Using the records provided below, locate and copy each line that contains the word "HSAs".
━━━ Data excerpts ━━━
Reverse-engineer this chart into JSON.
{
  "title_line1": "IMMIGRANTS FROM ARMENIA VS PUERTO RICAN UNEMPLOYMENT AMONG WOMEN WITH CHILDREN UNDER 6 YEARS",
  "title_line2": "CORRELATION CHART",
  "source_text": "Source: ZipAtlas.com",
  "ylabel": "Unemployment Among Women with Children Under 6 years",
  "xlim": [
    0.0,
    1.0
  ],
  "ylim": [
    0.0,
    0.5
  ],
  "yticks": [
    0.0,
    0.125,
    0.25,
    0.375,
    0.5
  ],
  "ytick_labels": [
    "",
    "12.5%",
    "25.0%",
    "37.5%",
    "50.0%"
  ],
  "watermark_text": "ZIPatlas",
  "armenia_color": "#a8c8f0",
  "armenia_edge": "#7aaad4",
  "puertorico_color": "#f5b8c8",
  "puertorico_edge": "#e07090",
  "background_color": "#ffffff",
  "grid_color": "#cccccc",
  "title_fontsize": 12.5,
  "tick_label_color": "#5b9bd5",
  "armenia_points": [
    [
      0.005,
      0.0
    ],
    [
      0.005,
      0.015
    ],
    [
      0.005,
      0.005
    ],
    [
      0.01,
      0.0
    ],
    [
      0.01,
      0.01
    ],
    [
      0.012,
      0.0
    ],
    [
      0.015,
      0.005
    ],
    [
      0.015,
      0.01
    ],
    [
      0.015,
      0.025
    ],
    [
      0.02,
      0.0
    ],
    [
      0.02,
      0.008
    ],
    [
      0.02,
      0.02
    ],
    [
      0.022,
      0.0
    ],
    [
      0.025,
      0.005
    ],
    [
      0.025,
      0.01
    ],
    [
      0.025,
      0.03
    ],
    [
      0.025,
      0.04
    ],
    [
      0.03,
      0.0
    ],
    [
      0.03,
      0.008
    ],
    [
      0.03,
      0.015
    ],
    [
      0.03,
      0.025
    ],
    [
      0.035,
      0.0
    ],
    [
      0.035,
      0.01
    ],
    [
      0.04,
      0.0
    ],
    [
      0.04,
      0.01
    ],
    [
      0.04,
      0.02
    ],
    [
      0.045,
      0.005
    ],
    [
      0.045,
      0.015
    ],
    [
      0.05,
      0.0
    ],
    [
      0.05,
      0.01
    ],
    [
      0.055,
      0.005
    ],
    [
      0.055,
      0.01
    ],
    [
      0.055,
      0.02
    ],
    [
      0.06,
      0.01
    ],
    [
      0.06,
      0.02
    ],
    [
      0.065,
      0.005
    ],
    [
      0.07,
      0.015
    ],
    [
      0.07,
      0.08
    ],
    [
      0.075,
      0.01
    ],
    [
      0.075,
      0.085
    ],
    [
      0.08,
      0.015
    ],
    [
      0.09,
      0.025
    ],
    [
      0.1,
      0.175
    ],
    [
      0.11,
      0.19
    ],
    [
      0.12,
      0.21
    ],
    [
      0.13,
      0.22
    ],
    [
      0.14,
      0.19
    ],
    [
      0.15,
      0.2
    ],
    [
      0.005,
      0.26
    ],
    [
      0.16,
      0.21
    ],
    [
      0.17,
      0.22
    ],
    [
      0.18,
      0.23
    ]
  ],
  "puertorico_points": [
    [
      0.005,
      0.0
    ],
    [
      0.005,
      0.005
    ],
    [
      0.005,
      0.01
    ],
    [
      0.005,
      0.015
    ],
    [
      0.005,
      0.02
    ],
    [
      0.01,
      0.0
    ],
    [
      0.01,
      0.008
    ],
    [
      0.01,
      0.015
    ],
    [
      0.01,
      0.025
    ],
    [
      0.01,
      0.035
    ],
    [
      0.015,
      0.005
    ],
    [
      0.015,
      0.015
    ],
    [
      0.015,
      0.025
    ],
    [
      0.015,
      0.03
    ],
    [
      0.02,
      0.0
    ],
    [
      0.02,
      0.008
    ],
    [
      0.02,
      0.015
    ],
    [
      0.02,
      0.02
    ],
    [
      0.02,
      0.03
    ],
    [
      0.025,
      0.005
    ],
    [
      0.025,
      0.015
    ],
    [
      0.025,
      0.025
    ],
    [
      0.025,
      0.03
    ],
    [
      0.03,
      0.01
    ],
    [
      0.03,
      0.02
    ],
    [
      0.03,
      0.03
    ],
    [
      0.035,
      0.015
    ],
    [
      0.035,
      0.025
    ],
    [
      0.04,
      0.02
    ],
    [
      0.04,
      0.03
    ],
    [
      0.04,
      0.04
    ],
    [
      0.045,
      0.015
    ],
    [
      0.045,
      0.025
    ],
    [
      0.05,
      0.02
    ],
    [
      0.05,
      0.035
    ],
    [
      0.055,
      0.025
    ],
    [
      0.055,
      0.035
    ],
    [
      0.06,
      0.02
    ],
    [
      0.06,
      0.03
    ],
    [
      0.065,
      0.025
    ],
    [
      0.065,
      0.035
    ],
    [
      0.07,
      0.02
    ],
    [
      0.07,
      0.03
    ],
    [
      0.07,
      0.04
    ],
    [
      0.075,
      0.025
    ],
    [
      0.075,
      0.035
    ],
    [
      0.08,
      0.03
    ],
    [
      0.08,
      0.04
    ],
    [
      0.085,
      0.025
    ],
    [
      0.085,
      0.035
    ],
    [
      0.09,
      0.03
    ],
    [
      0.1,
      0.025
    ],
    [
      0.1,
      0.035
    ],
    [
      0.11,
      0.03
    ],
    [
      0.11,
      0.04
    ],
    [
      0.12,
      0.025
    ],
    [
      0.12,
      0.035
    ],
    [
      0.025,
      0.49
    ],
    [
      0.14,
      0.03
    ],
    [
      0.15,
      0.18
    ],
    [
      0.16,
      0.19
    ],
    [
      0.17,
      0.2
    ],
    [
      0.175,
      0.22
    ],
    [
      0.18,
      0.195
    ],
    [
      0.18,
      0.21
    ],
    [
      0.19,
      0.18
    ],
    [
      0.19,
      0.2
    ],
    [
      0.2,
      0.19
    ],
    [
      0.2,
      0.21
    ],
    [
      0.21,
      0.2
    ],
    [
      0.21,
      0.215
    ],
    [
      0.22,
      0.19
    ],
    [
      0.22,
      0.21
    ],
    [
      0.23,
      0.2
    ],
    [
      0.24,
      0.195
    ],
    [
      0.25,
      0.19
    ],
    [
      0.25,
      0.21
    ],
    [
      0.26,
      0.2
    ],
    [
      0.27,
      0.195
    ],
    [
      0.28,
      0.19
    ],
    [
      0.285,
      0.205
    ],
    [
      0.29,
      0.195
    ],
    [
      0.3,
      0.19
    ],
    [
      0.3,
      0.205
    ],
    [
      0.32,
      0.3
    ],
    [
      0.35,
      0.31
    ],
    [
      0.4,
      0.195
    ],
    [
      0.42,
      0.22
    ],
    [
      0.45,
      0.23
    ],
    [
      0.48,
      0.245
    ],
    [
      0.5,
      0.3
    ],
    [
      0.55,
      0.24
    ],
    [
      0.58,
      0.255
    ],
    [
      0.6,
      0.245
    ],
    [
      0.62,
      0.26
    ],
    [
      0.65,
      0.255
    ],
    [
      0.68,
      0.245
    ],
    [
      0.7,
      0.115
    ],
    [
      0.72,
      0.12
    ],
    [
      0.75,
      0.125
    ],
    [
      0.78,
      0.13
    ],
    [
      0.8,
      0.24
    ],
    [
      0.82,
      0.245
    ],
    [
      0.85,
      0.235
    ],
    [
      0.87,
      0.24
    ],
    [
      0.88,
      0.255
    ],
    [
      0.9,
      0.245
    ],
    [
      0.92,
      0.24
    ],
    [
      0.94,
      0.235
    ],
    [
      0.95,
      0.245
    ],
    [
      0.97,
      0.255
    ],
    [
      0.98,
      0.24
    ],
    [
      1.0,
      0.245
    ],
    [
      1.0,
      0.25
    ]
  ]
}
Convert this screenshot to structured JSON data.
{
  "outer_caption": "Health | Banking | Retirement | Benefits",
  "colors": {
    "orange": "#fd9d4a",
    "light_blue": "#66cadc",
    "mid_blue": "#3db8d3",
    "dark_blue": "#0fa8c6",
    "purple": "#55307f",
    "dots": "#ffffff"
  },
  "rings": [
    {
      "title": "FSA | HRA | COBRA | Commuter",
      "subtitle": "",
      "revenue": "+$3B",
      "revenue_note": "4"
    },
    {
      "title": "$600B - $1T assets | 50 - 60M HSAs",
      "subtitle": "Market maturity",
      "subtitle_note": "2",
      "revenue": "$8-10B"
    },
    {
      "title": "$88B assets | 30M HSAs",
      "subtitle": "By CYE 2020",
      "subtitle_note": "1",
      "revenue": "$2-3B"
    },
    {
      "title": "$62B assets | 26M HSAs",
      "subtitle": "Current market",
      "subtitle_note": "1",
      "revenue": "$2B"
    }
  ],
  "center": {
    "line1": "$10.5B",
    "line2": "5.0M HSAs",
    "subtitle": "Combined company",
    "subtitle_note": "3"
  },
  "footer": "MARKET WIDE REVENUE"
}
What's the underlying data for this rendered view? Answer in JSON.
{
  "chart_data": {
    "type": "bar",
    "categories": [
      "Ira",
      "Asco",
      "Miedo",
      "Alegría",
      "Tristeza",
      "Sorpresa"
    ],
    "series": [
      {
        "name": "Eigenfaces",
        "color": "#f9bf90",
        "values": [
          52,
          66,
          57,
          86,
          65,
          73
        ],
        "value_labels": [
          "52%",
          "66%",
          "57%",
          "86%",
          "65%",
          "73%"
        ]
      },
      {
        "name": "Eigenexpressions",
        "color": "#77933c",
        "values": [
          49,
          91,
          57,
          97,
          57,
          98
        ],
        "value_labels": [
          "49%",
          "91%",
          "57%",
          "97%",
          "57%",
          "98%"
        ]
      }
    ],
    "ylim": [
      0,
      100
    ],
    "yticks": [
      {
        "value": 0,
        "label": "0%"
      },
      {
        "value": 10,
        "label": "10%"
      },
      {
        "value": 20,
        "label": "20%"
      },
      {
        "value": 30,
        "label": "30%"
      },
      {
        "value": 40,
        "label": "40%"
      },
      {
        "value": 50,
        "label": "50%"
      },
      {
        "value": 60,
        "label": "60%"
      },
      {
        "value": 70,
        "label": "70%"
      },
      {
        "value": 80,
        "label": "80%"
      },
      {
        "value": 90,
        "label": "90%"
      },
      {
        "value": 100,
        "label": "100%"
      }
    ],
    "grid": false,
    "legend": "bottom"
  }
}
━━━
▶ Finished task
      "title": "$600B - $1T assets | 50 - 60M HSAs",
      "title": "$88B assets | 30M HSAs",
      "title": "$62B assets | 26M HSAs",
    "line2": "5.0M HSAs",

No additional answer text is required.